In the material below, the lines containing the word "After" are required; copy each of them.

Figure collection entries:
— Start —

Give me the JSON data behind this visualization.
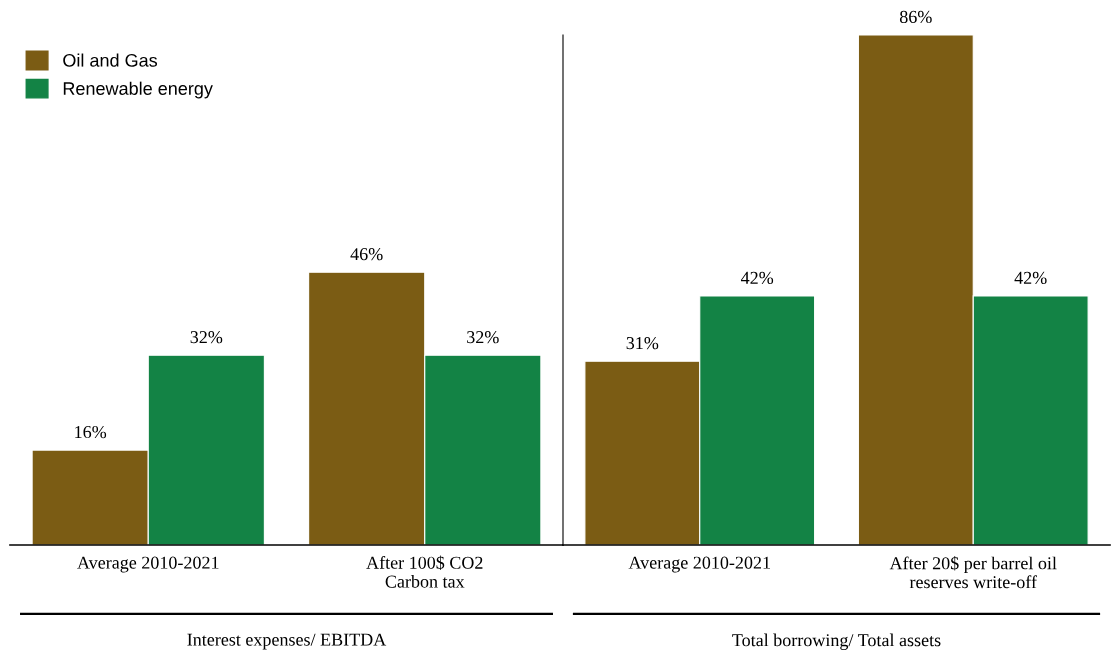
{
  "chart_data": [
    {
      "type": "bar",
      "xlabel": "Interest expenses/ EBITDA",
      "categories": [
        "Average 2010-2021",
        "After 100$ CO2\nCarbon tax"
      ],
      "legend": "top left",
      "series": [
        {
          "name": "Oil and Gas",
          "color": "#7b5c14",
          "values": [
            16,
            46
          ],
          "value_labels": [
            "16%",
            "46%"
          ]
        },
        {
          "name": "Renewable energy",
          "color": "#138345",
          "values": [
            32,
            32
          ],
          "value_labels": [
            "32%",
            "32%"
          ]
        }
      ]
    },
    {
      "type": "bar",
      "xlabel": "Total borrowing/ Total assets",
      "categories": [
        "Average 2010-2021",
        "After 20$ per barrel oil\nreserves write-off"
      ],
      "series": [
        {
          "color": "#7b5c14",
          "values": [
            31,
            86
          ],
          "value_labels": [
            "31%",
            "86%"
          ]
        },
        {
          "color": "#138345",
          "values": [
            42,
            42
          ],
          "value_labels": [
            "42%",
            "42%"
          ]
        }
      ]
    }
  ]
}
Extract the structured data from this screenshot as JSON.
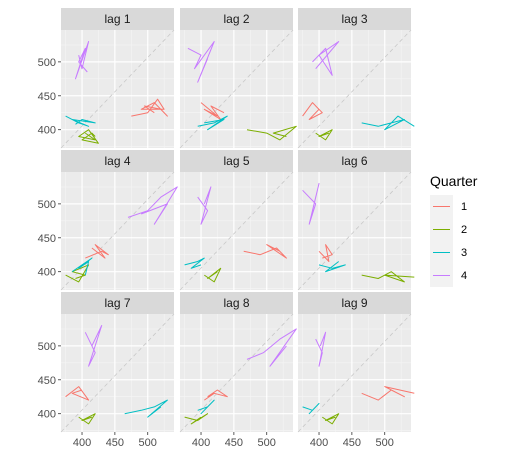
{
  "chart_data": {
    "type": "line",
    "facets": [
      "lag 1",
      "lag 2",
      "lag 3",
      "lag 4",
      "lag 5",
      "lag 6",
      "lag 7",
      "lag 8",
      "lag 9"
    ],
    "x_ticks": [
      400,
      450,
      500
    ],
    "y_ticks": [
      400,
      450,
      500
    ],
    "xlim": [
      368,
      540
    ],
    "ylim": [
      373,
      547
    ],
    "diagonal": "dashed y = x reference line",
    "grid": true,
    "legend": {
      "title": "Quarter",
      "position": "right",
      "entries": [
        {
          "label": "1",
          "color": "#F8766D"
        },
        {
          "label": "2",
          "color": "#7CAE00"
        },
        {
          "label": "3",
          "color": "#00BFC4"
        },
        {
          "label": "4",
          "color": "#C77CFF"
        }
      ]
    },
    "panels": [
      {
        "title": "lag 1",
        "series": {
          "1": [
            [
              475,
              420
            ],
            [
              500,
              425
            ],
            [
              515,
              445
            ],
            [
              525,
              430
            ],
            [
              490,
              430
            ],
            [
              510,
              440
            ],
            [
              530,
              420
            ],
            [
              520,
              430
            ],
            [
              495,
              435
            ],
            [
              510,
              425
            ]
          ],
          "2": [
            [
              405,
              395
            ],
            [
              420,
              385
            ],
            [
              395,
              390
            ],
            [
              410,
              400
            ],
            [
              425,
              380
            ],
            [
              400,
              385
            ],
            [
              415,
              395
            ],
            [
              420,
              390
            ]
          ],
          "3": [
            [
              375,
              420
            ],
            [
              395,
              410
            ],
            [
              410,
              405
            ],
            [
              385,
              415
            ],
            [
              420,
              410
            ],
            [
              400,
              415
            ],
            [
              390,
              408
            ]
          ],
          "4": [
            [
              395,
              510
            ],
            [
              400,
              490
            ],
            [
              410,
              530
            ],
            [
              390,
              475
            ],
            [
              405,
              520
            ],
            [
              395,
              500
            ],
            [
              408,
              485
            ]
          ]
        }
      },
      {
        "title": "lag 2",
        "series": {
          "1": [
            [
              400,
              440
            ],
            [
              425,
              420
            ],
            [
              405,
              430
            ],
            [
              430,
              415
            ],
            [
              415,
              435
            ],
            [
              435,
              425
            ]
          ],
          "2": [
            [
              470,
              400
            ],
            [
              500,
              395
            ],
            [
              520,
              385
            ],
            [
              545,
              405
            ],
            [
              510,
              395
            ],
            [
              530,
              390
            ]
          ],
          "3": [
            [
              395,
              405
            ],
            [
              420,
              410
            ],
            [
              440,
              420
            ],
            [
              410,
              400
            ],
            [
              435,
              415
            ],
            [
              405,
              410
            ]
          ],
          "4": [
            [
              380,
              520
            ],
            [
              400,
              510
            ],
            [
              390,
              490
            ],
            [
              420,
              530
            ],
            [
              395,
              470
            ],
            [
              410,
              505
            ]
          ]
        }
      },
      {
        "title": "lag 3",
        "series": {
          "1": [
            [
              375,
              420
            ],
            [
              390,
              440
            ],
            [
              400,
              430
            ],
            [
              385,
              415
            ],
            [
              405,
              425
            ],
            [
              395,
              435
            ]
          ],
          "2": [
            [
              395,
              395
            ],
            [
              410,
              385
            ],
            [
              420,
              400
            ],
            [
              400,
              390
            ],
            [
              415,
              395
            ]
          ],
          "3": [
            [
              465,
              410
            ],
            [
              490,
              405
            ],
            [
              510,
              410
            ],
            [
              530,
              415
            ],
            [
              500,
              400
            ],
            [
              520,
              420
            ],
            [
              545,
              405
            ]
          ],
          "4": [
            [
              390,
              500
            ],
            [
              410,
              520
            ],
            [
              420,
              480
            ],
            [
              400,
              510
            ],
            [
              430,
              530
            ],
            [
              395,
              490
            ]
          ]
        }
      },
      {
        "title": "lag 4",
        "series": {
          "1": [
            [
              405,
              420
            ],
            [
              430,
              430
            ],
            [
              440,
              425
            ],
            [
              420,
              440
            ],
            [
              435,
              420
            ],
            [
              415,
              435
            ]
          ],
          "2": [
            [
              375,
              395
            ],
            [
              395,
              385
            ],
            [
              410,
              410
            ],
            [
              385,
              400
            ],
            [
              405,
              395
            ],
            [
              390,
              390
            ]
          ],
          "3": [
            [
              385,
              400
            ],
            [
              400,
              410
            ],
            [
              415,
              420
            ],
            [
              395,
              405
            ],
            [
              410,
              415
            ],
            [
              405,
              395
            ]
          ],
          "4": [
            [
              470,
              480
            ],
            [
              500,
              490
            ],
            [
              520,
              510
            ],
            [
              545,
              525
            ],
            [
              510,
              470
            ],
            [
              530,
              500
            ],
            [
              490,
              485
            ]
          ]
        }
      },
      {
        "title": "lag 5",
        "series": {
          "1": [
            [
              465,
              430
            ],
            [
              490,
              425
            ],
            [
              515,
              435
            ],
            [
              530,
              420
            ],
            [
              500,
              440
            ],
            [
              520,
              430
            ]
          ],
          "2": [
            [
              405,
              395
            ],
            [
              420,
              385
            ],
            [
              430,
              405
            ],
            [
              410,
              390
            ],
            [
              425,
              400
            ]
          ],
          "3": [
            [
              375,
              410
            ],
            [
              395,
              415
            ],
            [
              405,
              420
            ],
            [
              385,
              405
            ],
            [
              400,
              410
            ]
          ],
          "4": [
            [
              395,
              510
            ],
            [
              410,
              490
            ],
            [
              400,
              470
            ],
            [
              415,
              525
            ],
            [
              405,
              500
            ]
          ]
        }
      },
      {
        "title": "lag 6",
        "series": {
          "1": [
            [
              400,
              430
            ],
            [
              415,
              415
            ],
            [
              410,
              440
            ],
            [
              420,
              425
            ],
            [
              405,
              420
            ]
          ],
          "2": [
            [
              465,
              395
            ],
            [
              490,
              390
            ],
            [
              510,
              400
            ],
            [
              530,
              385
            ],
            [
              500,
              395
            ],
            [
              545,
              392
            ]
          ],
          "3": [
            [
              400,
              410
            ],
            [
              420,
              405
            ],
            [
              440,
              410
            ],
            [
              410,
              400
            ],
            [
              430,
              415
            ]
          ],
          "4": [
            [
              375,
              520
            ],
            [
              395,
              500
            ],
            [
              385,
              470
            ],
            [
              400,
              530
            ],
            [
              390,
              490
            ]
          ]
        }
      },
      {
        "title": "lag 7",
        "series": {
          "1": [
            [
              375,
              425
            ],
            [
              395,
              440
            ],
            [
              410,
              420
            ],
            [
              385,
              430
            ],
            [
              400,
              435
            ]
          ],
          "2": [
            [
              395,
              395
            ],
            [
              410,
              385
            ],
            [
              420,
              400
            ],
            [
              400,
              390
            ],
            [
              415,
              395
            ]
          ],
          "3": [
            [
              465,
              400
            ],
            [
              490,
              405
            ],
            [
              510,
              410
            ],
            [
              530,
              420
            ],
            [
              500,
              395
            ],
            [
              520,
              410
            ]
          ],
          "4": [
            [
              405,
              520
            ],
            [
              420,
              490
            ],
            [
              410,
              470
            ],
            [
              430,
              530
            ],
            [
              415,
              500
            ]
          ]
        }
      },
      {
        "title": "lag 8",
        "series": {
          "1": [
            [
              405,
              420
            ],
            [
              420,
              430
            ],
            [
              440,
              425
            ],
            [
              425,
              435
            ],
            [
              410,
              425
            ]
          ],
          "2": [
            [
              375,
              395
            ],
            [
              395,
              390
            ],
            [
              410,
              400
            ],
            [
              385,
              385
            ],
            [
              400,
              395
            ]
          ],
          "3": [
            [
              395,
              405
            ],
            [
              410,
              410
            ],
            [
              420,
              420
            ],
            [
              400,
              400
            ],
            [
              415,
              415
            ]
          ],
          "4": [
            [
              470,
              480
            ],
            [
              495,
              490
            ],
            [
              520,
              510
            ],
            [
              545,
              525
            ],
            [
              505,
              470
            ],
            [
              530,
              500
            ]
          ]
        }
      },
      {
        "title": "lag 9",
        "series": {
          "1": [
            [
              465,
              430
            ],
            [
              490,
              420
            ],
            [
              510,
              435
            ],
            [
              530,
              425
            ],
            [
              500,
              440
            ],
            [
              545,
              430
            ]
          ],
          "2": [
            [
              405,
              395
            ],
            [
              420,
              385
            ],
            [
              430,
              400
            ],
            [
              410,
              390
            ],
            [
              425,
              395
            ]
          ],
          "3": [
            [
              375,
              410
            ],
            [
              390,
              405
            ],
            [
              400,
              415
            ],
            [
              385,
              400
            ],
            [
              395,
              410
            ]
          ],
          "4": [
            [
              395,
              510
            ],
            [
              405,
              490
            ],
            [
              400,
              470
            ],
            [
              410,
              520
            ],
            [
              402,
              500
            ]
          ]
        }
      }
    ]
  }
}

— End —

Worked answer:
        "After 100$ CO2\nCarbon tax"
        "After 20$ per barrel oil\nreserves write-off"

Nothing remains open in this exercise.